**Required task:** Go through the material and write it all out exactly, minus the pictures.

--- Materials provided ---

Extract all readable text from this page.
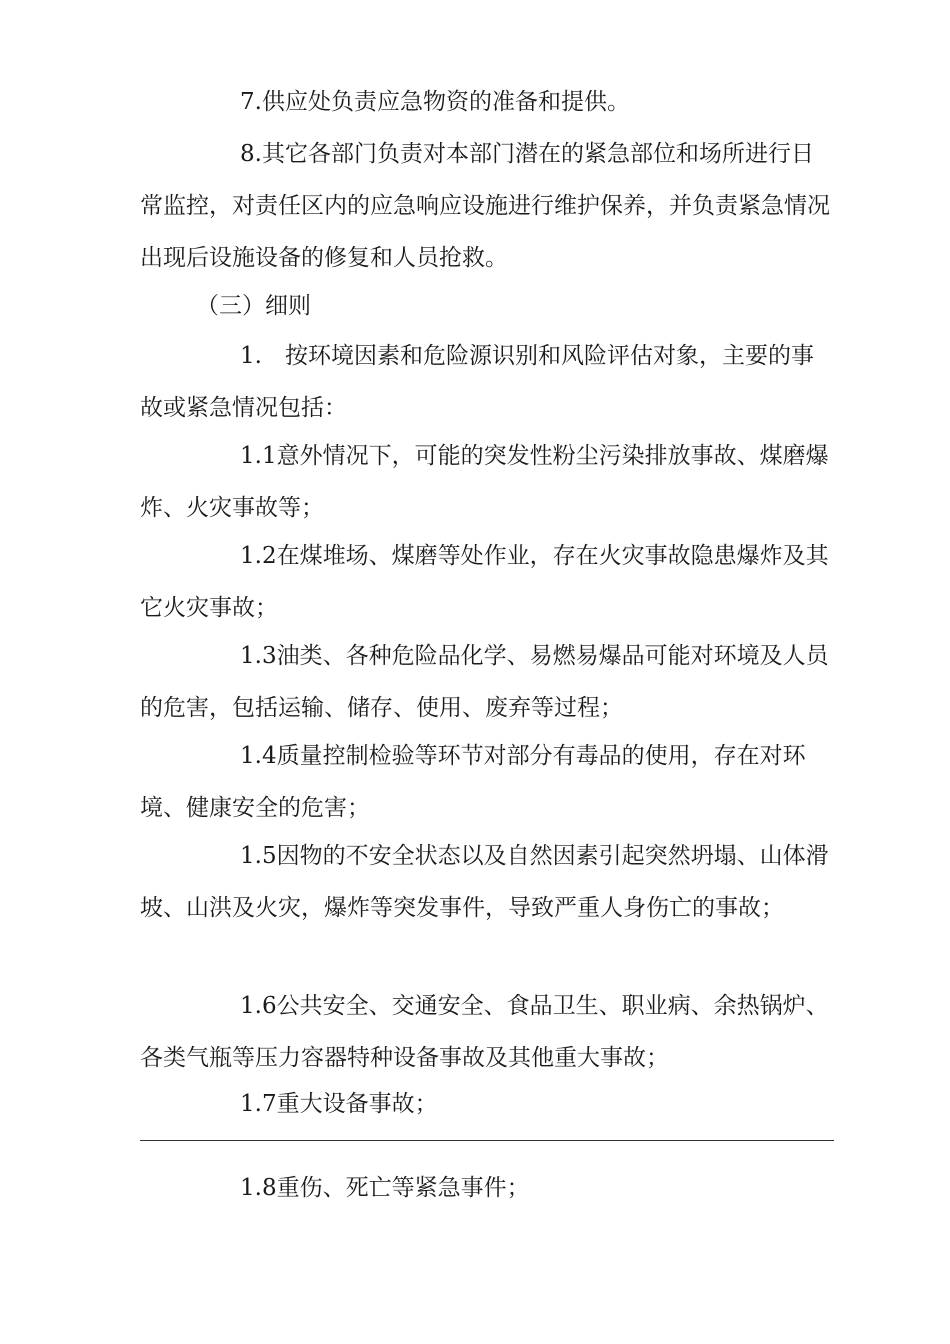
7.供应处负责应急物资的准备和提供。

8.其它各部门负责对本部门潜在的紧急部位和场所进行日常监控，对责任区内的应急响应设施进行维护保养，并负责紧急情况出现后设施设备的修复和人员抢救。

（三）细则

1.　按环境因素和危险源识别和风险评估对象，主要的事故或紧急情况包括：

1.1意外情况下，可能的突发性粉尘污染排放事故、煤磨爆炸、火灾事故等；

1.2在煤堆场、煤磨等处作业，存在火灾事故隐患爆炸及其它火灾事故；

1.3油类、各种危险品化学、易燃易爆品可能对环境及人员的危害，包括运输、储存、使用、废弃等过程；

1.4质量控制检验等环节对部分有毒品的使用，存在对环境、健康安全的危害；

1.5因物的不安全状态以及自然因素引起突然坍塌、山体滑坡、山洪及火灾，爆炸等突发事件，导致严重人身伤亡的事故；

1.6公共安全、交通安全、食品卫生、职业病、余热锅炉、各类气瓶等压力容器特种设备事故及其他重大事故；

1.7重大设备事故；

1.8重伤、死亡等紧急事件；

---

**Result of the task:**
Extract all readable text from this page.
7.供应处负责应急物资的准备和提供。

8.其它各部门负责对本部门潜在的紧急部位和场所进行日常监控，对责任区内的应急响应设施进行维护保养，并负责紧急情况出现后设施设备的修复和人员抢救。

（三）细则

1.　按环境因素和危险源识别和风险评估对象，主要的事故或紧急情况包括：

1.1意外情况下，可能的突发性粉尘污染排放事故、煤磨爆炸、火灾事故等；

1.2在煤堆场、煤磨等处作业，存在火灾事故隐患爆炸及其它火灾事故；

1.3油类、各种危险品化学、易燃易爆品可能对环境及人员的危害，包括运输、储存、使用、废弃等过程；

1.4质量控制检验等环节对部分有毒品的使用，存在对环境、健康安全的危害；

1.5因物的不安全状态以及自然因素引起突然坍塌、山体滑坡、山洪及火灾，爆炸等突发事件，导致严重人身伤亡的事故；

1.6公共安全、交通安全、食品卫生、职业病、余热锅炉、各类气瓶等压力容器特种设备事故及其他重大事故；

1.7重大设备事故；

1.8重伤、死亡等紧急事件；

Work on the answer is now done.